___ Records provided
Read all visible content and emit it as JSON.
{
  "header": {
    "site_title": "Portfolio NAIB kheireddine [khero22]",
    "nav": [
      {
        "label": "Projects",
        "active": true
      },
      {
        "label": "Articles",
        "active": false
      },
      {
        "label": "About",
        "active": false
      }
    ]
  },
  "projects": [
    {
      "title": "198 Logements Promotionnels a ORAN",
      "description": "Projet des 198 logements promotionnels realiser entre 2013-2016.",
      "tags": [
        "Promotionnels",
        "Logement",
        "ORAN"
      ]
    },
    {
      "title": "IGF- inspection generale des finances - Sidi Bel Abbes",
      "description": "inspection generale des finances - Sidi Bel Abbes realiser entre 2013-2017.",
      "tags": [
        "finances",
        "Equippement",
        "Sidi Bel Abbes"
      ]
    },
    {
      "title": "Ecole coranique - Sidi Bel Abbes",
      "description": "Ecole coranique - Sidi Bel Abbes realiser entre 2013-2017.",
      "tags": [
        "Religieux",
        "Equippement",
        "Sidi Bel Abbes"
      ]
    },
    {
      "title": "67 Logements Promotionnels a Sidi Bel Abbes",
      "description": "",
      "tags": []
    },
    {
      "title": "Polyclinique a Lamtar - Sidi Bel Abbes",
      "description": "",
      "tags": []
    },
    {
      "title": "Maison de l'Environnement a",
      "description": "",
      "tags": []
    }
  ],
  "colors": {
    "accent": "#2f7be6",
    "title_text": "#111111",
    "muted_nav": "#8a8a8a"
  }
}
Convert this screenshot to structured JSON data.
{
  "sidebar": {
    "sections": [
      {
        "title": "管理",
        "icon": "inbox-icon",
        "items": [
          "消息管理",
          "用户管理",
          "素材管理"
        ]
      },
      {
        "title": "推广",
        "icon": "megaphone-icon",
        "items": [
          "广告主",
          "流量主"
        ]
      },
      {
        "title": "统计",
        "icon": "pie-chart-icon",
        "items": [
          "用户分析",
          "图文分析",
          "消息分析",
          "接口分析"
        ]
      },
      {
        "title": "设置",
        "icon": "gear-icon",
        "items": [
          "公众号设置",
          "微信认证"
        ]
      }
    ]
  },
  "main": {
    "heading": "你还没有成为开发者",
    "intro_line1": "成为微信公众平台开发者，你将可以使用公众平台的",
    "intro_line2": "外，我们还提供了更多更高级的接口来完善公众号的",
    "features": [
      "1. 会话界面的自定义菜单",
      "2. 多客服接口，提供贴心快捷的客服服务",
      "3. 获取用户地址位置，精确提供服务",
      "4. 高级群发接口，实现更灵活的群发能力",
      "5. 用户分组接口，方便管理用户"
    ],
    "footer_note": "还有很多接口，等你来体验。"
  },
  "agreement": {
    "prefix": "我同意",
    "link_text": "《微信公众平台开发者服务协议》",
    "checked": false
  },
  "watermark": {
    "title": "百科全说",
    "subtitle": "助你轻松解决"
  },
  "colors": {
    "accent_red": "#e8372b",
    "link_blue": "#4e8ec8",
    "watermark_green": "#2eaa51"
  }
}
______
Objective - Retype the whole listing, matching it exactly.

Task result -
Read all visible content and emit it as JSON.
{
  "header": {
    "site_title": "Portfolio NAIB kheireddine [khero22]",
    "nav": [
      {
        "label": "Projects",
        "active": true
      },
      {
        "label": "Articles",
        "active": false
      },
      {
        "label": "About",
        "active": false
      }
    ]
  },
  "projects": [
    {
      "title": "198 Logements Promotionnels a ORAN",
      "description": "Projet des 198 logements promotionnels realiser entre 2013-2016.",
      "tags": [
        "Promotionnels",
        "Logement",
        "ORAN"
      ]
    },
    {
      "title": "IGF- inspection generale des finances - Sidi Bel Abbes",
      "description": "inspection generale des finances - Sidi Bel Abbes realiser entre 2013-2017.",
      "tags": [
        "finances",
        "Equippement",
        "Sidi Bel Abbes"
      ]
    },
    {
      "title": "Ecole coranique - Sidi Bel Abbes",
      "description": "Ecole coranique - Sidi Bel Abbes realiser entre 2013-2017.",
      "tags": [
        "Religieux",
        "Equippement",
        "Sidi Bel Abbes"
      ]
    },
    {
      "title": "67 Logements Promotionnels a Sidi Bel Abbes",
      "description": "",
      "tags": []
    },
    {
      "title": "Polyclinique a Lamtar - Sidi Bel Abbes",
      "description": "",
      "tags": []
    },
    {
      "title": "Maison de l'Environnement a",
      "description": "",
      "tags": []
    }
  ],
  "colors": {
    "accent": "#2f7be6",
    "title_text": "#111111",
    "muted_nav": "#8a8a8a"
  }
}
Convert this screenshot to structured JSON data.
{
  "sidebar": {
    "sections": [
      {
        "title": "管理",
        "icon": "inbox-icon",
        "items": [
          "消息管理",
          "用户管理",
          "素材管理"
        ]
      },
      {
        "title": "推广",
        "icon": "megaphone-icon",
        "items": [
          "广告主",
          "流量主"
        ]
      },
      {
        "title": "统计",
        "icon": "pie-chart-icon",
        "items": [
          "用户分析",
          "图文分析",
          "消息分析",
          "接口分析"
        ]
      },
      {
        "title": "设置",
        "icon": "gear-icon",
        "items": [
          "公众号设置",
          "微信认证"
        ]
      }
    ]
  },
  "main": {
    "heading": "你还没有成为开发者",
    "intro_line1": "成为微信公众平台开发者，你将可以使用公众平台的",
    "intro_line2": "外，我们还提供了更多更高级的接口来完善公众号的",
    "features": [
      "1. 会话界面的自定义菜单",
      "2. 多客服接口，提供贴心快捷的客服服务",
      "3. 获取用户地址位置，精确提供服务",
      "4. 高级群发接口，实现更灵活的群发能力",
      "5. 用户分组接口，方便管理用户"
    ],
    "footer_note": "还有很多接口，等你来体验。"
  },
  "agreement": {
    "prefix": "我同意",
    "link_text": "《微信公众平台开发者服务协议》",
    "checked": false
  },
  "watermark": {
    "title": "百科全说",
    "subtitle": "助你轻松解决"
  },
  "colors": {
    "accent_red": "#e8372b",
    "link_blue": "#4e8ec8",
    "watermark_green": "#2eaa51"
  }
}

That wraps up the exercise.